● GOAL: Filter the records below for the word "from". Copy each line that holds it.

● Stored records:
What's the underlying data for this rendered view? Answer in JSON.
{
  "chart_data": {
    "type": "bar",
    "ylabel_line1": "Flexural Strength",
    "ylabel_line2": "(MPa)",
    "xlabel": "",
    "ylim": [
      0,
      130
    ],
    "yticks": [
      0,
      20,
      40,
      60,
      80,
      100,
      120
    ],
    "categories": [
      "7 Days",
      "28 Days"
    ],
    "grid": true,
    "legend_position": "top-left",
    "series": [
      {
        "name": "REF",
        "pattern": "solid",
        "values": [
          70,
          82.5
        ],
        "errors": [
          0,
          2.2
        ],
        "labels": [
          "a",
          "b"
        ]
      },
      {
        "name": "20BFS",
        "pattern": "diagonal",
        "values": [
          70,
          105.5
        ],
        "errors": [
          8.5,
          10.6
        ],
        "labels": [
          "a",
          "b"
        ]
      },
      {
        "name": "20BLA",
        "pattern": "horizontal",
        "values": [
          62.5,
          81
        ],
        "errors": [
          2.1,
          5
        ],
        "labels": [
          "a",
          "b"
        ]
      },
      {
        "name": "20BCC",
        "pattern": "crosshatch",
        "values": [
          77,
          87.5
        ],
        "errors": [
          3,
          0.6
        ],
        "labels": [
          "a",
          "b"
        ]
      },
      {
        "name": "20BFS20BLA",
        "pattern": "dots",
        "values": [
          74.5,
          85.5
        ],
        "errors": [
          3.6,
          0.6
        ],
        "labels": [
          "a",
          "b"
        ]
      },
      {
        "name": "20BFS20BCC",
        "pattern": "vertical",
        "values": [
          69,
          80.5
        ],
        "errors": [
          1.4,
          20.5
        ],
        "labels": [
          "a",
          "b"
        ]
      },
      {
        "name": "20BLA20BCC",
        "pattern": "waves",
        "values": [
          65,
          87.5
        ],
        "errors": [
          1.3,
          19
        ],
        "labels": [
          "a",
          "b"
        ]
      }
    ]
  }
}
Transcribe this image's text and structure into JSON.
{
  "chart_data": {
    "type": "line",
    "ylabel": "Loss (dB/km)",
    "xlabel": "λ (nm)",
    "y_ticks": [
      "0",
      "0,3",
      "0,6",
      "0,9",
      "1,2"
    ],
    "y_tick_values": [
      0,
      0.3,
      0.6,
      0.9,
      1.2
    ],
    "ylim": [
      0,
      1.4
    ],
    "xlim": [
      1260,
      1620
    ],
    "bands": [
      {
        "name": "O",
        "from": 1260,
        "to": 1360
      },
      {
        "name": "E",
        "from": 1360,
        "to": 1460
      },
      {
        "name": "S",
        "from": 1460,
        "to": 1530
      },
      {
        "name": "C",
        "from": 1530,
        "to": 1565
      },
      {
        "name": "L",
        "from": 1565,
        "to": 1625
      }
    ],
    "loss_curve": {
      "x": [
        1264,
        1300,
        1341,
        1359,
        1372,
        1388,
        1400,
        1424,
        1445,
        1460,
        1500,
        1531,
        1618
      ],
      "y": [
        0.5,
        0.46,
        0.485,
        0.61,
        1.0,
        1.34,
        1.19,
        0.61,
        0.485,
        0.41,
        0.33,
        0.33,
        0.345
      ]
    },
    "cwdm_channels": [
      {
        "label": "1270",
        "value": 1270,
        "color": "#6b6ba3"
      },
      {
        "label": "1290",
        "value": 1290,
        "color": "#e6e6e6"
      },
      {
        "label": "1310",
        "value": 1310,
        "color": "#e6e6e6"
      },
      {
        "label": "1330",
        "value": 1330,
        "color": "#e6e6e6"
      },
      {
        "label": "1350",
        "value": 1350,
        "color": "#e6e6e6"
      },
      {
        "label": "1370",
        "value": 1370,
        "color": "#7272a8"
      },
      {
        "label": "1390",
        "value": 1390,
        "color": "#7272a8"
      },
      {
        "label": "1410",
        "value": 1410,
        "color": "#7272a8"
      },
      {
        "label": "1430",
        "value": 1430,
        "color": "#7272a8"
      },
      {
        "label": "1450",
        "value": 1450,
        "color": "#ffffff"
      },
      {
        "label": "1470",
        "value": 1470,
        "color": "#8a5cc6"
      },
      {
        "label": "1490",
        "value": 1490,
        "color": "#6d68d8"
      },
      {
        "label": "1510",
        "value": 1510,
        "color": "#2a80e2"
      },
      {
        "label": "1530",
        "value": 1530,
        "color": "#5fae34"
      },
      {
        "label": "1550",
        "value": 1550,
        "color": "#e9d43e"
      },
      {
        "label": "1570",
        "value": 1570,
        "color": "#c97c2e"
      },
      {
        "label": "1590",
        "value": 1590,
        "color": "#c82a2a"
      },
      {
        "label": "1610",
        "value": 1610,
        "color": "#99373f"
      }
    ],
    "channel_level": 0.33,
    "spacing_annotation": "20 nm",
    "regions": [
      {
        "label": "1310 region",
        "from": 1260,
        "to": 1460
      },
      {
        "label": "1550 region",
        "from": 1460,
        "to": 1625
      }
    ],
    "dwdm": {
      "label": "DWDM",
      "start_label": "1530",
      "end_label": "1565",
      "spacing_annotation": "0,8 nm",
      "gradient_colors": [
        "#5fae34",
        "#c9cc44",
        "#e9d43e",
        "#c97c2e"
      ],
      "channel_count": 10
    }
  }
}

● FULL OUTPUT:
        "from": 1260,
        "from": 1360,
        "from": 1460,
        "from": 1530,
        "from": 1565,
        "from": 1260,
        "from": 1460,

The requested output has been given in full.